** Task data **
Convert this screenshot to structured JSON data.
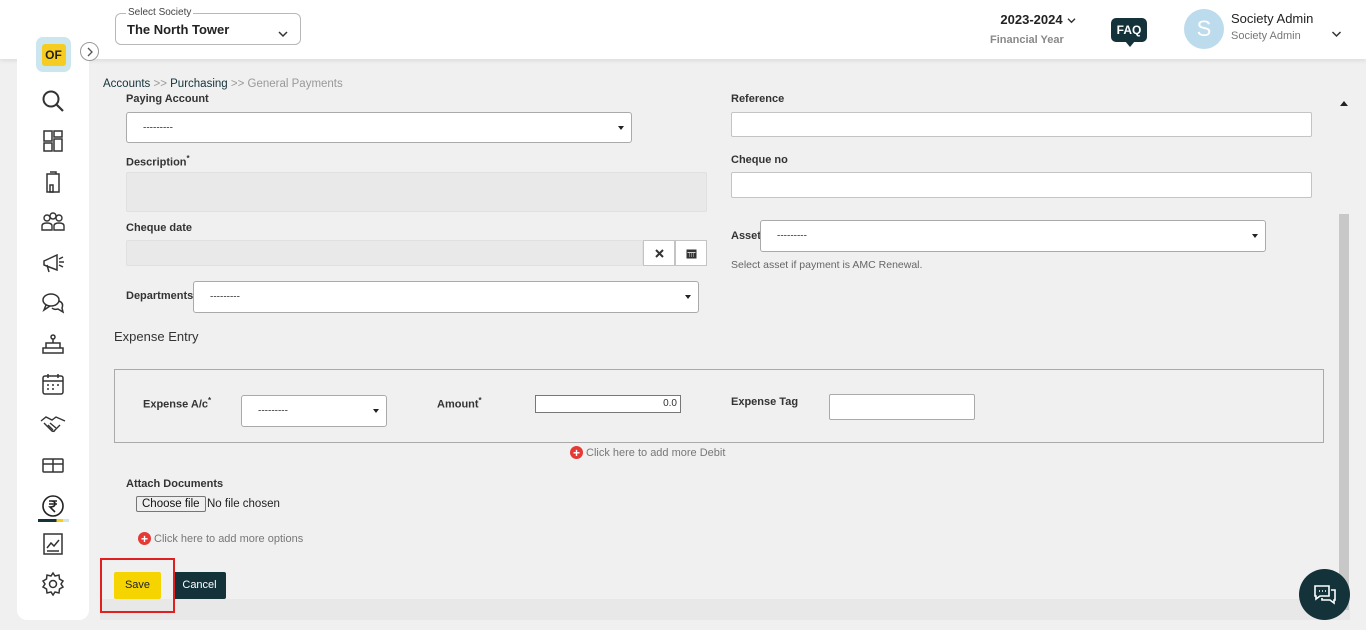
{
  "header": {
    "society_caption": "Select Society",
    "society_value": "The North Tower",
    "financial_year": "2023-2024",
    "financial_year_label": "Financial Year",
    "faq_label": "FAQ",
    "avatar_initial": "S",
    "user_name": "Society Admin",
    "user_role": "Society Admin"
  },
  "breadcrumb": {
    "item1": "Accounts",
    "sep1": " >> ",
    "item2": "Purchasing",
    "sep2": " >> ",
    "item3": "General Payments"
  },
  "sidebar": {
    "logo_text": "OF",
    "items": [
      "search-icon",
      "dashboard-icon",
      "building-icon",
      "members-icon",
      "announcement-icon",
      "messages-icon",
      "amenity-icon",
      "calendar-icon",
      "handshake-icon",
      "assets-icon",
      "accounts-icon",
      "reports-icon",
      "settings-icon"
    ],
    "active": "accounts-icon"
  },
  "form": {
    "paying_account_label": "Paying Account",
    "paying_account_value": "---------",
    "reference_label": "Reference",
    "reference_value": "",
    "description_label": "Description",
    "description_value": "",
    "cheque_no_label": "Cheque no",
    "cheque_no_value": "",
    "cheque_date_label": "Cheque date",
    "cheque_date_value": "",
    "asset_label": "Asset",
    "asset_value": "---------",
    "asset_hint": "Select asset if payment is AMC Renewal.",
    "departments_label": "Departments",
    "departments_value": "---------",
    "required_mark": "*"
  },
  "expense": {
    "section_title": "Expense Entry",
    "expense_ac_label": "Expense A/c",
    "expense_ac_value": "---------",
    "amount_label": "Amount",
    "amount_value": "0.0",
    "expense_tag_label": "Expense Tag",
    "expense_tag_value": "",
    "add_debit": "Click here to add more Debit"
  },
  "attachments": {
    "label": "Attach Documents",
    "choose_file": "Choose file",
    "no_file": "No file chosen",
    "add_options": "Click here to add more options"
  },
  "actions": {
    "save_label": "Save",
    "cancel_label": "Cancel"
  },
  "colors": {
    "brand_dark": "#13323a",
    "accent_yellow": "#f5d400",
    "highlight_red": "#e02020"
  }
}
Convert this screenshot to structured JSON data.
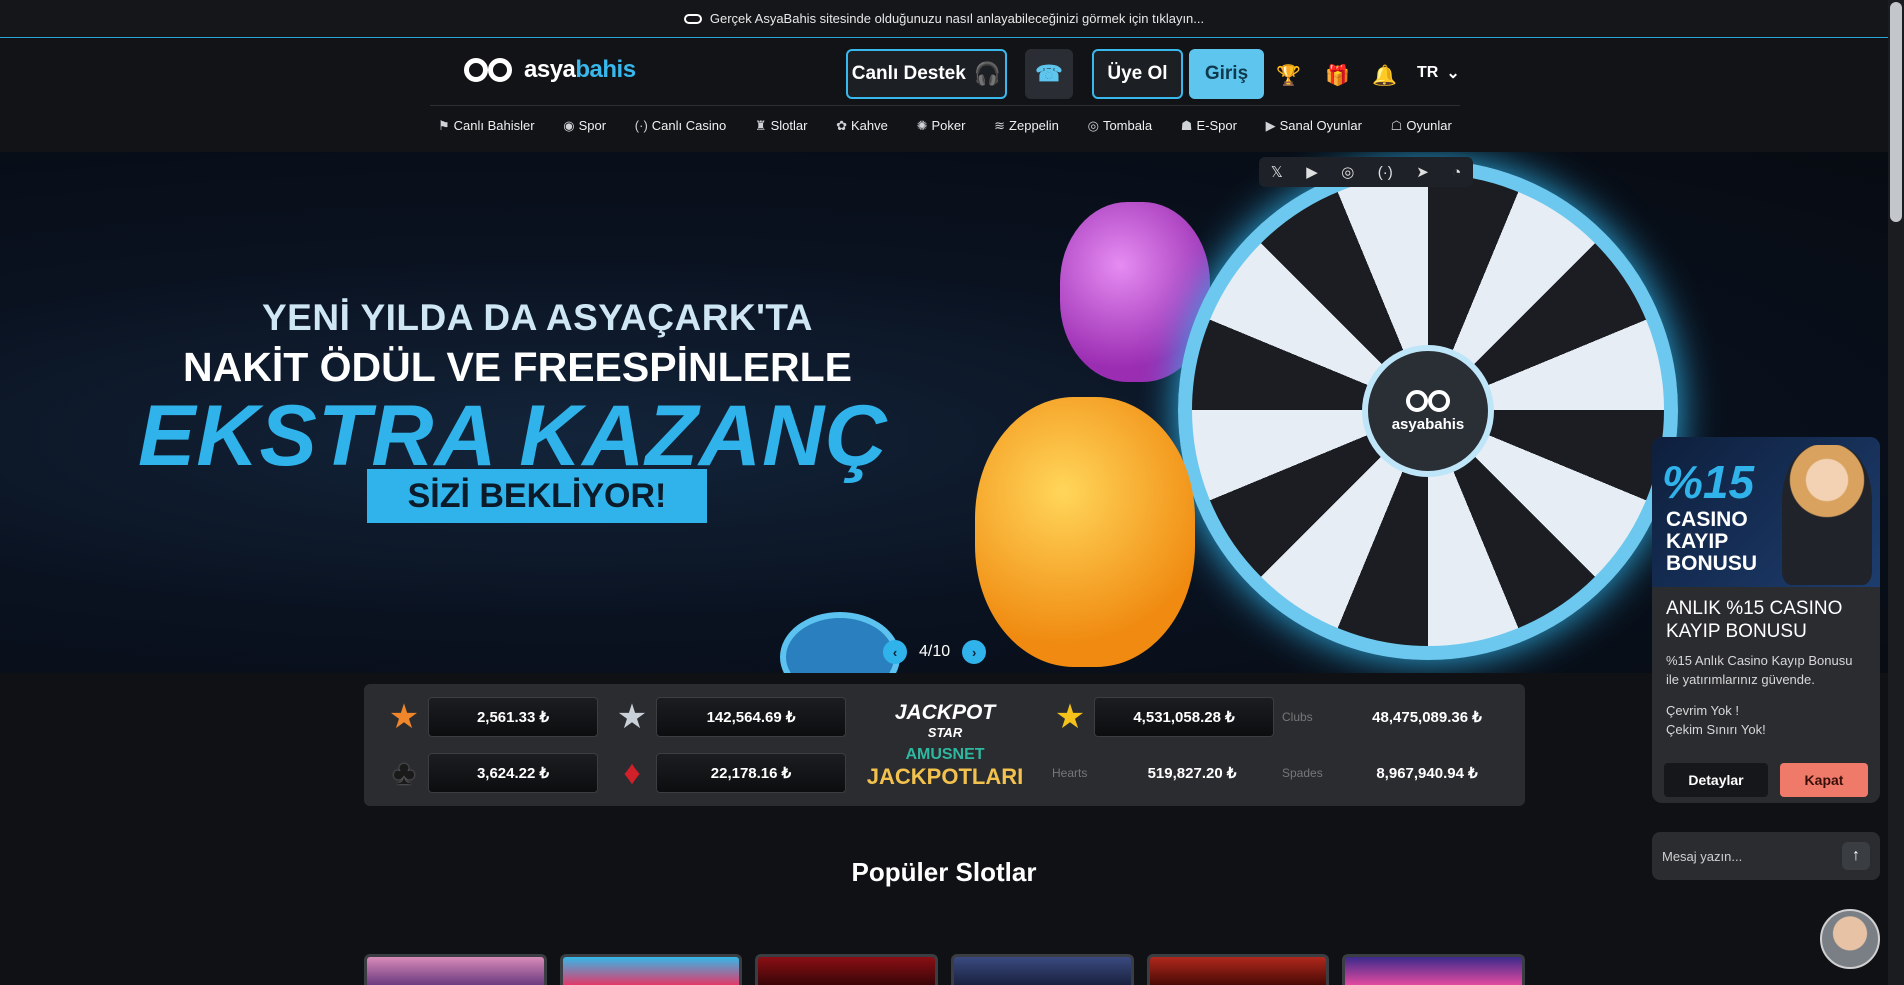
{
  "topbar": {
    "text": "Gerçek AsyaBahis sitesinde olduğunuzu nasıl anlayabileceğinizi görmek için tıklayın..."
  },
  "header": {
    "logo_a": "asya",
    "logo_b": "bahis",
    "support_label": "Canlı Destek",
    "register_label": "Üye Ol",
    "login_label": "Giriş",
    "lang": "TR",
    "icons": [
      "trophy-icon",
      "gift-icon",
      "bell-icon"
    ]
  },
  "nav": {
    "items": [
      {
        "label": "Canlı Bahisler",
        "icon": "⚑"
      },
      {
        "label": "Spor",
        "icon": "◉"
      },
      {
        "label": "Canlı Casino",
        "icon": "((·))"
      },
      {
        "label": "Slotlar",
        "icon": "♜"
      },
      {
        "label": "Kahve",
        "icon": "✿"
      },
      {
        "label": "Poker",
        "icon": "✺"
      },
      {
        "label": "Zeppelin",
        "icon": "≋"
      },
      {
        "label": "Tombala",
        "icon": "◎"
      },
      {
        "label": "E-Spor",
        "icon": "☗"
      },
      {
        "label": "Sanal Oyunlar",
        "icon": "▶"
      },
      {
        "label": "Oyunlar",
        "icon": "☖"
      }
    ]
  },
  "banner": {
    "line1": "YENİ YILDA DA ASYAÇARK'TA",
    "line2": "NAKİT ÖDÜL VE FREESPİNLERLE",
    "line3": "EKSTRA KAZANÇ",
    "line4": "SİZİ BEKLİYOR!",
    "hub_text": "asyabahis",
    "social": [
      "x-icon",
      "youtube-icon",
      "instagram-icon",
      "broadcast-icon",
      "telegram-icon",
      "speedometer-icon"
    ],
    "slide_counter": "4/10",
    "prev": "‹",
    "next": "›"
  },
  "jackpot": {
    "values": {
      "bronze_star": "2,561.33 ₺",
      "silver_star": "142,564.69 ₺",
      "gold_star": "4,531,058.28 ₺",
      "clubs": "3,624.22 ₺",
      "diamonds": "22,178.16 ₺",
      "hearts": "519,827.20 ₺",
      "spades": "8,967,940.94 ₺",
      "top_right": "48,475,089.36 ₺"
    },
    "broken_labels": {
      "top_right": "Clubs",
      "hearts": "Hearts",
      "spades": "Spades"
    },
    "logo_l1": "JACKPOT",
    "logo_l2": "STAR",
    "logo_l3": "AMUSNET",
    "logo_l4": "JACKPOTLARI"
  },
  "section_title": "Popüler Slotlar",
  "popup": {
    "pct": "%15",
    "img_line1": "CASINO",
    "img_line2": "KAYIP",
    "img_line3": "BONUSU",
    "title": "ANLIK %15 CASINO KAYIP BONUSU",
    "desc": "%15 Anlık Casino Kayıp Bonusu ile yatırımlarınız güvende.",
    "note1": "Çevrim Yok !",
    "note2": "Çekim Sınırı Yok!",
    "details_label": "Detaylar",
    "close_label": "Kapat"
  },
  "chat": {
    "placeholder": "Mesaj yazın..."
  },
  "colors": {
    "accent": "#2fb3ea",
    "close_btn": "#f07a6a"
  }
}
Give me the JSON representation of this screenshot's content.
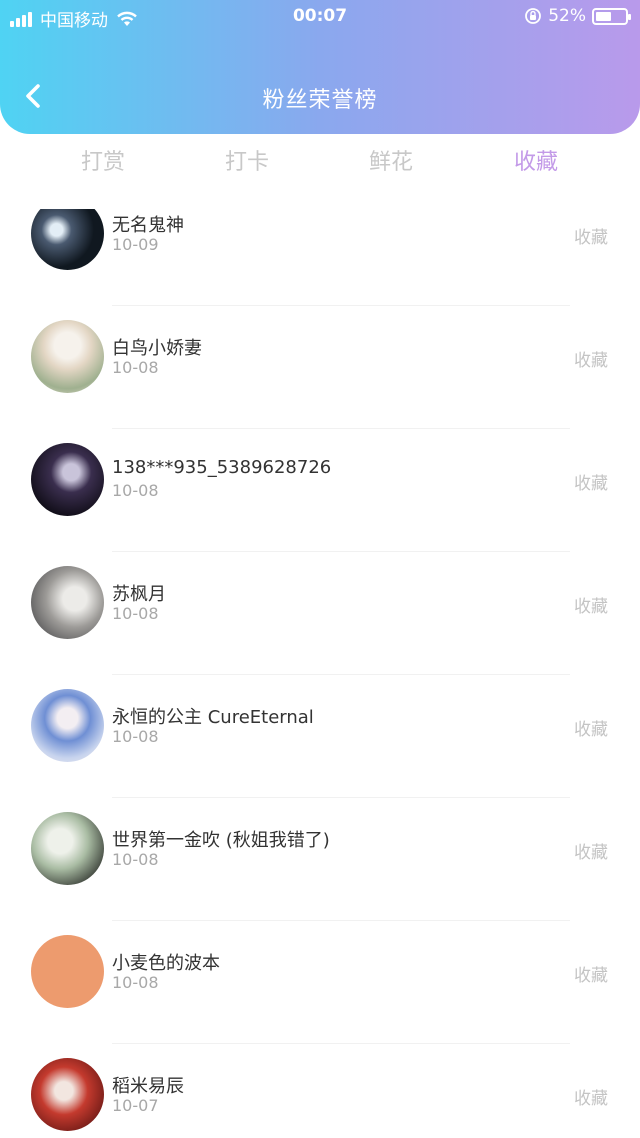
{
  "status_bar": {
    "carrier": "中国移动",
    "time": "00:07",
    "battery_percent": "52%",
    "battery_level": 0.52
  },
  "header": {
    "title": "粉丝荣誉榜",
    "back_icon": "chevron-left-icon"
  },
  "tabs": [
    {
      "label": "打赏",
      "active": false
    },
    {
      "label": "打卡",
      "active": false
    },
    {
      "label": "鲜花",
      "active": false
    },
    {
      "label": "收藏",
      "active": true
    }
  ],
  "rows": [
    {
      "name": "无名鬼神",
      "date": "10-09",
      "action": "收藏"
    },
    {
      "name": "白鸟小娇妻",
      "date": "10-08",
      "action": "收藏"
    },
    {
      "name": "138***935_5389628726",
      "date": "10-08",
      "action": "收藏"
    },
    {
      "name": "苏枫月",
      "date": "10-08",
      "action": "收藏"
    },
    {
      "name": "永恒的公主 CureEternal",
      "date": "10-08",
      "action": "收藏"
    },
    {
      "name": "世界第一金吹 (秋姐我错了)",
      "date": "10-08",
      "action": "收藏"
    },
    {
      "name": "小麦色的波本",
      "date": "10-08",
      "action": "收藏"
    },
    {
      "name": "稻米易辰",
      "date": "10-07",
      "action": "收藏"
    }
  ],
  "colors": {
    "accent": "#c39ae8",
    "header_gradient_start": "#4fd3f3",
    "header_gradient_end": "#b99aeb"
  }
}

** Objective **
Leave the pictures out and print the records above exactly as they stand.

** Response below **
Convert this screenshot to structured JSON data.
{
  "header": {
    "society_caption": "Select Society",
    "society_value": "The North Tower",
    "financial_year": "2023-2024",
    "financial_year_label": "Financial Year",
    "faq_label": "FAQ",
    "avatar_initial": "S",
    "user_name": "Society Admin",
    "user_role": "Society Admin"
  },
  "breadcrumb": {
    "item1": "Accounts",
    "sep1": " >> ",
    "item2": "Purchasing",
    "sep2": " >> ",
    "item3": "General Payments"
  },
  "sidebar": {
    "logo_text": "OF",
    "items": [
      "search-icon",
      "dashboard-icon",
      "building-icon",
      "members-icon",
      "announcement-icon",
      "messages-icon",
      "amenity-icon",
      "calendar-icon",
      "handshake-icon",
      "assets-icon",
      "accounts-icon",
      "reports-icon",
      "settings-icon"
    ],
    "active": "accounts-icon"
  },
  "form": {
    "paying_account_label": "Paying Account",
    "paying_account_value": "---------",
    "reference_label": "Reference",
    "reference_value": "",
    "description_label": "Description",
    "description_value": "",
    "cheque_no_label": "Cheque no",
    "cheque_no_value": "",
    "cheque_date_label": "Cheque date",
    "cheque_date_value": "",
    "asset_label": "Asset",
    "asset_value": "---------",
    "asset_hint": "Select asset if payment is AMC Renewal.",
    "departments_label": "Departments",
    "departments_value": "---------",
    "required_mark": "*"
  },
  "expense": {
    "section_title": "Expense Entry",
    "expense_ac_label": "Expense A/c",
    "expense_ac_value": "---------",
    "amount_label": "Amount",
    "amount_value": "0.0",
    "expense_tag_label": "Expense Tag",
    "expense_tag_value": "",
    "add_debit": "Click here to add more Debit"
  },
  "attachments": {
    "label": "Attach Documents",
    "choose_file": "Choose file",
    "no_file": "No file chosen",
    "add_options": "Click here to add more options"
  },
  "actions": {
    "save_label": "Save",
    "cancel_label": "Cancel"
  },
  "colors": {
    "brand_dark": "#13323a",
    "accent_yellow": "#f5d400",
    "highlight_red": "#e02020"
  }
}
Convert this screenshot to structured JSON data.
{
  "topbar": {
    "text": "Gerçek AsyaBahis sitesinde olduğunuzu nasıl anlayabileceğinizi görmek için tıklayın..."
  },
  "header": {
    "logo_a": "asya",
    "logo_b": "bahis",
    "support_label": "Canlı Destek",
    "register_label": "Üye Ol",
    "login_label": "Giriş",
    "lang": "TR",
    "icons": [
      "trophy-icon",
      "gift-icon",
      "bell-icon"
    ]
  },
  "nav": {
    "items": [
      {
        "label": "Canlı Bahisler",
        "icon": "⚑"
      },
      {
        "label": "Spor",
        "icon": "◉"
      },
      {
        "label": "Canlı Casino",
        "icon": "((·))"
      },
      {
        "label": "Slotlar",
        "icon": "♜"
      },
      {
        "label": "Kahve",
        "icon": "✿"
      },
      {
        "label": "Poker",
        "icon": "✺"
      },
      {
        "label": "Zeppelin",
        "icon": "≋"
      },
      {
        "label": "Tombala",
        "icon": "◎"
      },
      {
        "label": "E-Spor",
        "icon": "☗"
      },
      {
        "label": "Sanal Oyunlar",
        "icon": "▶"
      },
      {
        "label": "Oyunlar",
        "icon": "☖"
      }
    ]
  },
  "banner": {
    "line1": "YENİ YILDA DA ASYAÇARK'TA",
    "line2": "NAKİT ÖDÜL VE FREESPİNLERLE",
    "line3": "EKSTRA KAZANÇ",
    "line4": "SİZİ BEKLİYOR!",
    "hub_text": "asyabahis",
    "social": [
      "x-icon",
      "youtube-icon",
      "instagram-icon",
      "broadcast-icon",
      "telegram-icon",
      "speedometer-icon"
    ],
    "slide_counter": "4/10",
    "prev": "‹",
    "next": "›"
  },
  "jackpot": {
    "values": {
      "bronze_star": "2,561.33 ₺",
      "silver_star": "142,564.69 ₺",
      "gold_star": "4,531,058.28 ₺",
      "clubs": "3,624.22 ₺",
      "diamonds": "22,178.16 ₺",
      "hearts": "519,827.20 ₺",
      "spades": "8,967,940.94 ₺",
      "top_right": "48,475,089.36 ₺"
    },
    "broken_labels": {
      "top_right": "Clubs",
      "hearts": "Hearts",
      "spades": "Spades"
    },
    "logo_l1": "JACKPOT",
    "logo_l2": "STAR",
    "logo_l3": "AMUSNET",
    "logo_l4": "JACKPOTLARI"
  },
  "section_title": "Popüler Slotlar",
  "popup": {
    "pct": "%15",
    "img_line1": "CASINO",
    "img_line2": "KAYIP",
    "img_line3": "BONUSU",
    "title": "ANLIK %15 CASINO KAYIP BONUSU",
    "desc": "%15 Anlık Casino Kayıp Bonusu ile yatırımlarınız güvende.",
    "note1": "Çevrim Yok !",
    "note2": "Çekim Sınırı Yok!",
    "details_label": "Detaylar",
    "close_label": "Kapat"
  },
  "chat": {
    "placeholder": "Mesaj yazın..."
  },
  "colors": {
    "accent": "#2fb3ea",
    "close_btn": "#f07a6a"
  }
}
Give me the JSON representation of this screenshot's content.
{
  "status_bar": {
    "carrier": "中国移动",
    "time": "00:07",
    "battery_percent": "52%",
    "battery_level": 0.52
  },
  "header": {
    "title": "粉丝荣誉榜",
    "back_icon": "chevron-left-icon"
  },
  "tabs": [
    {
      "label": "打赏",
      "active": false
    },
    {
      "label": "打卡",
      "active": false
    },
    {
      "label": "鲜花",
      "active": false
    },
    {
      "label": "收藏",
      "active": true
    }
  ],
  "rows": [
    {
      "name": "无名鬼神",
      "date": "10-09",
      "action": "收藏"
    },
    {
      "name": "白鸟小娇妻",
      "date": "10-08",
      "action": "收藏"
    },
    {
      "name": "138***935_5389628726",
      "date": "10-08",
      "action": "收藏"
    },
    {
      "name": "苏枫月",
      "date": "10-08",
      "action": "收藏"
    },
    {
      "name": "永恒的公主 CureEternal",
      "date": "10-08",
      "action": "收藏"
    },
    {
      "name": "世界第一金吹 (秋姐我错了)",
      "date": "10-08",
      "action": "收藏"
    },
    {
      "name": "小麦色的波本",
      "date": "10-08",
      "action": "收藏"
    },
    {
      "name": "稻米易辰",
      "date": "10-07",
      "action": "收藏"
    }
  ],
  "colors": {
    "accent": "#c39ae8",
    "header_gradient_start": "#4fd3f3",
    "header_gradient_end": "#b99aeb"
  }
}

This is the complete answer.